## Begin
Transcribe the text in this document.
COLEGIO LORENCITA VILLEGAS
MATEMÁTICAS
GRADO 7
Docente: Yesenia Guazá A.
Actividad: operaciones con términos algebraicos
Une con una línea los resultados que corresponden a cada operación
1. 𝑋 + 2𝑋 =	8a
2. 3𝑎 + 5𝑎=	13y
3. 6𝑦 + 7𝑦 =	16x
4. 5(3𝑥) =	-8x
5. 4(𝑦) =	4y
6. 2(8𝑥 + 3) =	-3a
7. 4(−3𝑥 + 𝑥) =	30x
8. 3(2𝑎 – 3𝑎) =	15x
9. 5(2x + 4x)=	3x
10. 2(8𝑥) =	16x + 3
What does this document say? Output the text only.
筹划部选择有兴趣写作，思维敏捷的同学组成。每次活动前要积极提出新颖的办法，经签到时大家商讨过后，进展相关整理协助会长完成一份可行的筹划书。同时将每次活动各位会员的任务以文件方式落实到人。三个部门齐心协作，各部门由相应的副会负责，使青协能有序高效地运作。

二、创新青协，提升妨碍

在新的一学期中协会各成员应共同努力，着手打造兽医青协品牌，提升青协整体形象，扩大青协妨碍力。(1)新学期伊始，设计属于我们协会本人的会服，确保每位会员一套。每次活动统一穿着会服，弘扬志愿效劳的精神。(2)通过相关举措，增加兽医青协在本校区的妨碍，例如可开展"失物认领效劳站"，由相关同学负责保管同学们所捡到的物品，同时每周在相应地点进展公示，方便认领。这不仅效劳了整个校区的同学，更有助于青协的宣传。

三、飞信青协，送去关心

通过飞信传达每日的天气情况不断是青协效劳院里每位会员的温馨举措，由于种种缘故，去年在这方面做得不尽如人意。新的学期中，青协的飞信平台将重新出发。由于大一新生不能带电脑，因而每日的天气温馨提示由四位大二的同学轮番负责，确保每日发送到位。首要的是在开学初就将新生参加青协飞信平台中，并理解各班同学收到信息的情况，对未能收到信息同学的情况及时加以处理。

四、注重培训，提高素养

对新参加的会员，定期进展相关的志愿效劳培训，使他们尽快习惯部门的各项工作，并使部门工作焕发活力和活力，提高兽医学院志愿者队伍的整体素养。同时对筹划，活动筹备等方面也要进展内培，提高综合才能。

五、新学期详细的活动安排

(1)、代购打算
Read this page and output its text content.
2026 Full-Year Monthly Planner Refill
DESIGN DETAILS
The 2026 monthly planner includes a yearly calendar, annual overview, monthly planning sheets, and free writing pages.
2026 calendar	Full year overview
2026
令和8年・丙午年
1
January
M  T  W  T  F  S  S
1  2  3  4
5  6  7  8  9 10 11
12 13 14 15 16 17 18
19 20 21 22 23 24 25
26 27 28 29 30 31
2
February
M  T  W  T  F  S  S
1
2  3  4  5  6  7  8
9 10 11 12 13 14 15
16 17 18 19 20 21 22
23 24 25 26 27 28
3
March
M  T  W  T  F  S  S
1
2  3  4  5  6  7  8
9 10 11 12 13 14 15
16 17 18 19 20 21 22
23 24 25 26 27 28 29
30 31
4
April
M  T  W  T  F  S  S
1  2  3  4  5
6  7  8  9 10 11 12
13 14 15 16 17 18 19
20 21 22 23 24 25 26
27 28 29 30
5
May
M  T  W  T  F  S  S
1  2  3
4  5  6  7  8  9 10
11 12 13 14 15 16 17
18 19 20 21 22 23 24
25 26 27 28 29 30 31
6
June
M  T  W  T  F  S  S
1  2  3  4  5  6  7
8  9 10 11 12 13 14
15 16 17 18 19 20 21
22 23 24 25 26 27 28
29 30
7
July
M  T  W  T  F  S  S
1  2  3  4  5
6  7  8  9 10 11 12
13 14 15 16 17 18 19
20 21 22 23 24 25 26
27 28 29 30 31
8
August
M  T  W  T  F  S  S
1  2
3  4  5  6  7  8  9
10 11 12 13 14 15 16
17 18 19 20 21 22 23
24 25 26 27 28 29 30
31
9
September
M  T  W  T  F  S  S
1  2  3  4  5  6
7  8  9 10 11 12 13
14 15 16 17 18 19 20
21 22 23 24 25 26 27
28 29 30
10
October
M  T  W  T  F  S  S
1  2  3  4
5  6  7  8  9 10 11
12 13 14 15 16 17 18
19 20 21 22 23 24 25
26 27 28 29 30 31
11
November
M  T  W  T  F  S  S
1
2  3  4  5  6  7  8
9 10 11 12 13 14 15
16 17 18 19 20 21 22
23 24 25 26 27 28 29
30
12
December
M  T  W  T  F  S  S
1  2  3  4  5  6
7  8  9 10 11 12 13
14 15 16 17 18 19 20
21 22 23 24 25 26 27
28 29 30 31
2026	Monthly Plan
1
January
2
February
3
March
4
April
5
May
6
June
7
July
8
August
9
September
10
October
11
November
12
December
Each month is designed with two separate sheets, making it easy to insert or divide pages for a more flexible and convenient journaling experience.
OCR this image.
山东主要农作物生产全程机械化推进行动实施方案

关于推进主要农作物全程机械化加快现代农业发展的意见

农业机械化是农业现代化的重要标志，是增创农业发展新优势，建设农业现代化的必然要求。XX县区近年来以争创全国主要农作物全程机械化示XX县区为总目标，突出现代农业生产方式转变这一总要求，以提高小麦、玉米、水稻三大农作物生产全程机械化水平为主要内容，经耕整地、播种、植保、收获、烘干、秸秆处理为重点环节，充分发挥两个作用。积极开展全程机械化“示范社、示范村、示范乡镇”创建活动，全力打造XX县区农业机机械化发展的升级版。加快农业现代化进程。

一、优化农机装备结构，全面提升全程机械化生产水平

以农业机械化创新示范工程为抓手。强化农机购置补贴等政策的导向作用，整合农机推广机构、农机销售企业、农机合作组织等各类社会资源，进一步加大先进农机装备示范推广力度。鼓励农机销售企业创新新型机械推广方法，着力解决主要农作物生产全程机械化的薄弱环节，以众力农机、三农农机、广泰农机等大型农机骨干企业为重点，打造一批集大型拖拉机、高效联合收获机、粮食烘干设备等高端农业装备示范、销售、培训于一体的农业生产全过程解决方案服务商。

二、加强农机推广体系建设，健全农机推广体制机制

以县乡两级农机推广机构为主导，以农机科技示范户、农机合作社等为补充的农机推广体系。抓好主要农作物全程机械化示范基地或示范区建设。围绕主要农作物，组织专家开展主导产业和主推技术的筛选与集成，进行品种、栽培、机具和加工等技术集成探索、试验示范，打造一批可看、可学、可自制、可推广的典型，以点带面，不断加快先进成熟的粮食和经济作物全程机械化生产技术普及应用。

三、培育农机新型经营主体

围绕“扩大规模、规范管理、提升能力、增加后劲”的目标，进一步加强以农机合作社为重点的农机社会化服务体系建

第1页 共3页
## End
## Request
Copy, from the material above, each line in which the string "sheets" occurs.

## The answer
The 2026 monthly planner includes a yearly calendar, annual overview, monthly planning sheets, and free writing pages.
Each month is designed with two separate sheets, making it easy to insert or divide pages for a more flexible and convenient journaling experience.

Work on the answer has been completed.